══ DATA FOR REVIEW ══

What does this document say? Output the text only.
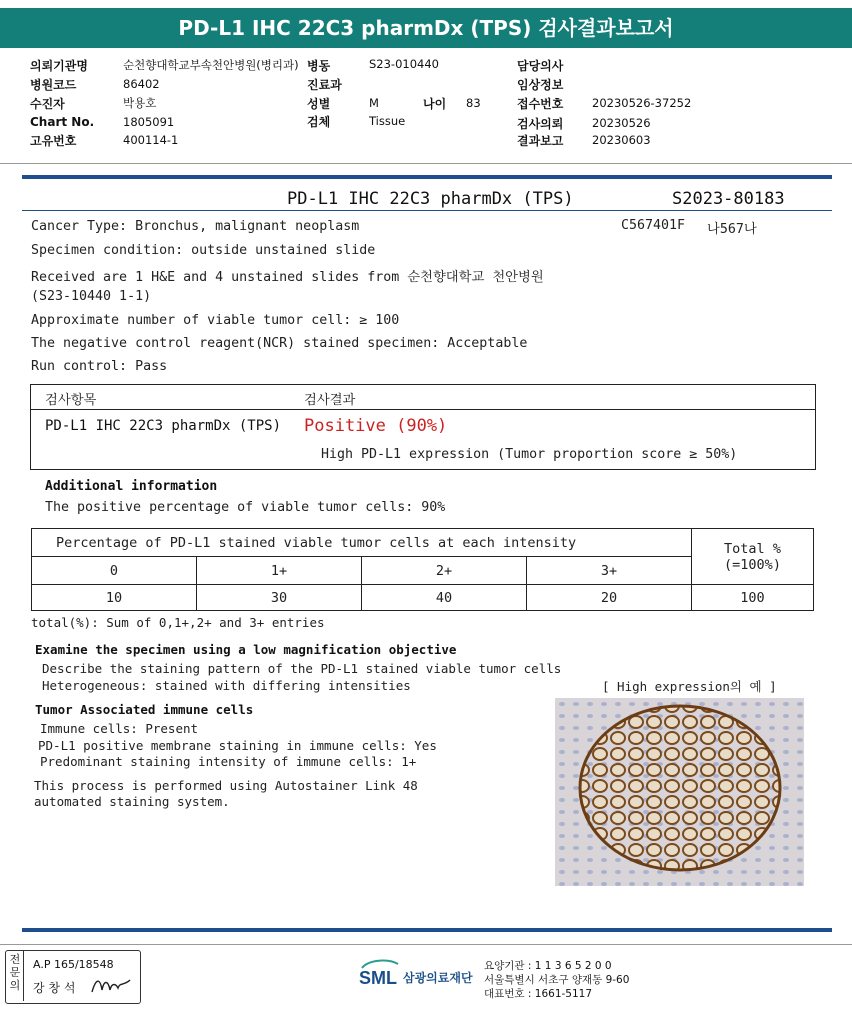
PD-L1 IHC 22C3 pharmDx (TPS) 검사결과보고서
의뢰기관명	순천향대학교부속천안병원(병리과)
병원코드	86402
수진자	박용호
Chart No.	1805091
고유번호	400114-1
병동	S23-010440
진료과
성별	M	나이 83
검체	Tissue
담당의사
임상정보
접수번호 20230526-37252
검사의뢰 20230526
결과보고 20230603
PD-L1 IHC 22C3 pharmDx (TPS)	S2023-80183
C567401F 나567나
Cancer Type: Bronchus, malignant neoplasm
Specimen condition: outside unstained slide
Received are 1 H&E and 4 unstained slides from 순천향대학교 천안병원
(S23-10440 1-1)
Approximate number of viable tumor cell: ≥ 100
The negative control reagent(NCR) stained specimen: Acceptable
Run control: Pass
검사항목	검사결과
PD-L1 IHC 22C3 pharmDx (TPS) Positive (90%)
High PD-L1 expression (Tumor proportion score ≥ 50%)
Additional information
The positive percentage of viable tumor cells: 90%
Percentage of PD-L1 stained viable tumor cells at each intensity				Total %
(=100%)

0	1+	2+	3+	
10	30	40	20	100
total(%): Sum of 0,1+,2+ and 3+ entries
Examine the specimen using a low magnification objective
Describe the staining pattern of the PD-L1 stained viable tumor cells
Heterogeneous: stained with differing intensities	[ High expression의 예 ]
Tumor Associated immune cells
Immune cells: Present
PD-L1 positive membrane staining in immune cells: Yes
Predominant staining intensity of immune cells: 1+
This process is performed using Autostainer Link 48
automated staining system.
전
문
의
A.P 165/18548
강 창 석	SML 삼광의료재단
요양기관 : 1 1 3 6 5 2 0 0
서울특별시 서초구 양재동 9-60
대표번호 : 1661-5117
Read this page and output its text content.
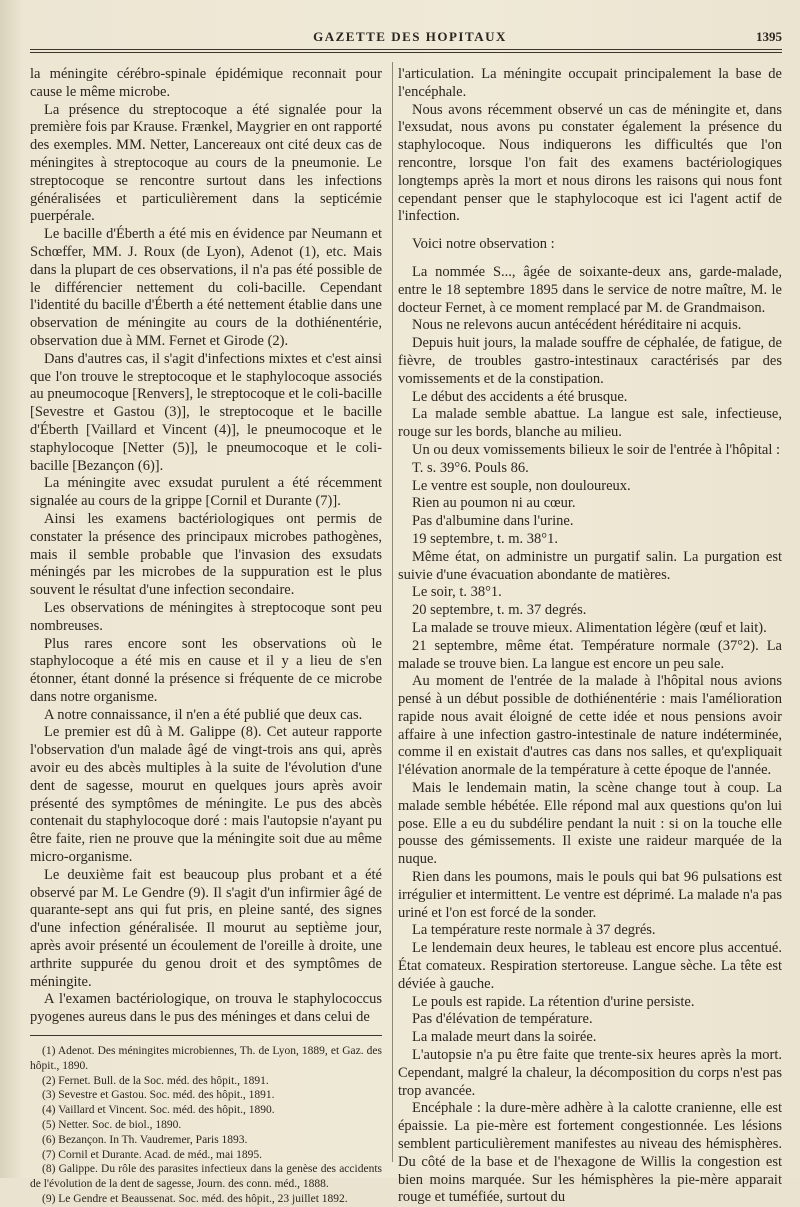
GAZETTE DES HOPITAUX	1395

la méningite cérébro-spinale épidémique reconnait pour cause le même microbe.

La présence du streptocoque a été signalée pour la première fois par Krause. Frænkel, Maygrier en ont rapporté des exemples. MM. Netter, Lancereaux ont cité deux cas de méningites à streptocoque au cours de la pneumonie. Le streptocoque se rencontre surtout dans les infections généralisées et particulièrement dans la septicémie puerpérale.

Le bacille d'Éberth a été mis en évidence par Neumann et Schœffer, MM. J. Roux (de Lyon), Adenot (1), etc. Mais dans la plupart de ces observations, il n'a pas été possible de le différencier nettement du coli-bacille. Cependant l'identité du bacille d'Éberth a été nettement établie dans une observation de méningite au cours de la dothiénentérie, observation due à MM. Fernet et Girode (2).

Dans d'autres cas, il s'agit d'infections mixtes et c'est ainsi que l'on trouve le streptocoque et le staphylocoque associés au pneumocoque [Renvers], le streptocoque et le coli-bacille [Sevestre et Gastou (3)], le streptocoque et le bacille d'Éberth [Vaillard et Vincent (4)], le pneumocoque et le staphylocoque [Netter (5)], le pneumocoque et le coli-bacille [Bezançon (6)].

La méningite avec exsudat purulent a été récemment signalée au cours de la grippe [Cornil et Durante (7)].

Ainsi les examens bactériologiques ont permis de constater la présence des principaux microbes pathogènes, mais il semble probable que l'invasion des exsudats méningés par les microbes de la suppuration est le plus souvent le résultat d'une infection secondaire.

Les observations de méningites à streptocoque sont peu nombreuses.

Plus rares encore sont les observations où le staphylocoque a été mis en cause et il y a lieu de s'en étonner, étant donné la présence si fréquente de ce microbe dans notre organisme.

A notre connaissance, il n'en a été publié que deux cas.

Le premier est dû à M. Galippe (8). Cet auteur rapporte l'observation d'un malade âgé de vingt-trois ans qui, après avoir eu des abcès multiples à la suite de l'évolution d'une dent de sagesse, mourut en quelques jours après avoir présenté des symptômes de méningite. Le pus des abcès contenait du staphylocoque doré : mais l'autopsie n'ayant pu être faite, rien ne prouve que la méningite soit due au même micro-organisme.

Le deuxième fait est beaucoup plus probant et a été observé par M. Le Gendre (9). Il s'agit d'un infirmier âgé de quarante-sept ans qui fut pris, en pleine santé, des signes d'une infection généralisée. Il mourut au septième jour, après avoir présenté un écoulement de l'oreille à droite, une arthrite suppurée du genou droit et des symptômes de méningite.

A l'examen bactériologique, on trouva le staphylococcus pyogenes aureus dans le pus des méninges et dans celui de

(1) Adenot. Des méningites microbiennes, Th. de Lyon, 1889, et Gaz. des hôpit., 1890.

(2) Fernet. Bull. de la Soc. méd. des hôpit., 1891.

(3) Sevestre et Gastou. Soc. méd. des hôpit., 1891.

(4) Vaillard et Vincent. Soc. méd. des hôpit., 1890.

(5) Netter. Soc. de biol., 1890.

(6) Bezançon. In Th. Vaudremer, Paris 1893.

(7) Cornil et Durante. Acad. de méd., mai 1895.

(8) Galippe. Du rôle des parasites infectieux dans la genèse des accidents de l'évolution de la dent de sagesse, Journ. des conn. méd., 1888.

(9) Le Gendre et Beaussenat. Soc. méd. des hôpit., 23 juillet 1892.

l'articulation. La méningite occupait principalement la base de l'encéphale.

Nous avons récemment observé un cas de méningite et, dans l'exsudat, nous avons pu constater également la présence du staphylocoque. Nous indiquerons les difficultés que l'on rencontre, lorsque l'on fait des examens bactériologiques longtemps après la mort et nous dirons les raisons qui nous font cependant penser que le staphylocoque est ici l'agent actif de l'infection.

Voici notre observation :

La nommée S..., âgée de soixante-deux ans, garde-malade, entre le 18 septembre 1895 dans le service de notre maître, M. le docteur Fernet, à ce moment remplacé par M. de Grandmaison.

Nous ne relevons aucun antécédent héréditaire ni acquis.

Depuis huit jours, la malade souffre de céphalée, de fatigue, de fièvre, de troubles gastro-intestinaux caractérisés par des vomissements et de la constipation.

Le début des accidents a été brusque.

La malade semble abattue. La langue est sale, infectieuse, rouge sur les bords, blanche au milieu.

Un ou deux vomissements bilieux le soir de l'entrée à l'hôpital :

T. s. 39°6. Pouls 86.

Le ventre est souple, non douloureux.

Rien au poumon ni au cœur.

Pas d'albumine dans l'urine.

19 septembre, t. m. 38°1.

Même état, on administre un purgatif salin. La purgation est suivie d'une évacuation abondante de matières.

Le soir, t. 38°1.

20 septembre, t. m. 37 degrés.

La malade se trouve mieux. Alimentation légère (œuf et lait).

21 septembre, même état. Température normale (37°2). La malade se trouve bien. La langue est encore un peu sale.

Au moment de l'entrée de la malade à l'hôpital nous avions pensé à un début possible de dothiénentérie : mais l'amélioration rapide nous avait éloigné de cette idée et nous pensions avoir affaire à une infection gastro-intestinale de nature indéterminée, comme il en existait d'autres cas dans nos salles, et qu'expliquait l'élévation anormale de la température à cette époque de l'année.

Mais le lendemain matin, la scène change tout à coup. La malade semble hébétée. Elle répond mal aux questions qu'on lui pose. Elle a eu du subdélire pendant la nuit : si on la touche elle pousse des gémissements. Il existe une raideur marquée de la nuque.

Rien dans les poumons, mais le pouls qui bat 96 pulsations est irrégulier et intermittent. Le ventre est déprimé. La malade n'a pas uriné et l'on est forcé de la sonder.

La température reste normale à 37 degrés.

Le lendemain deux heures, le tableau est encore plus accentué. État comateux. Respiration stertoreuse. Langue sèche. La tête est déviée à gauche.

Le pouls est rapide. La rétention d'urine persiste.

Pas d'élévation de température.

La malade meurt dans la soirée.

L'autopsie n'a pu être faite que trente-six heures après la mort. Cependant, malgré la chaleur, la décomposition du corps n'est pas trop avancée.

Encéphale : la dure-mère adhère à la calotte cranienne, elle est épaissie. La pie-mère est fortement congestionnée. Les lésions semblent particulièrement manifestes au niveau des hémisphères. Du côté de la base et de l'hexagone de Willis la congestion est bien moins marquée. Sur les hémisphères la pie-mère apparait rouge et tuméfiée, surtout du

═══

ASSIGNMENT
All lines with the word "encore" are needed; pull them from the entries and copy each.

ANSWER TO THE EXERCISE
Plus rares encore sont les observations où le staphylocoque a été mis en cause et il y a lieu de s'en étonner, étant donné la présence si fréquente de ce microbe dans notre organisme.
21 septembre, même état. Température normale (37°2). La malade se trouve bien. La langue est encore un peu sale.
Le lendemain deux heures, le tableau est encore plus accentué. État comateux. Respiration stertoreuse. Langue sèche. La tête est déviée à gauche.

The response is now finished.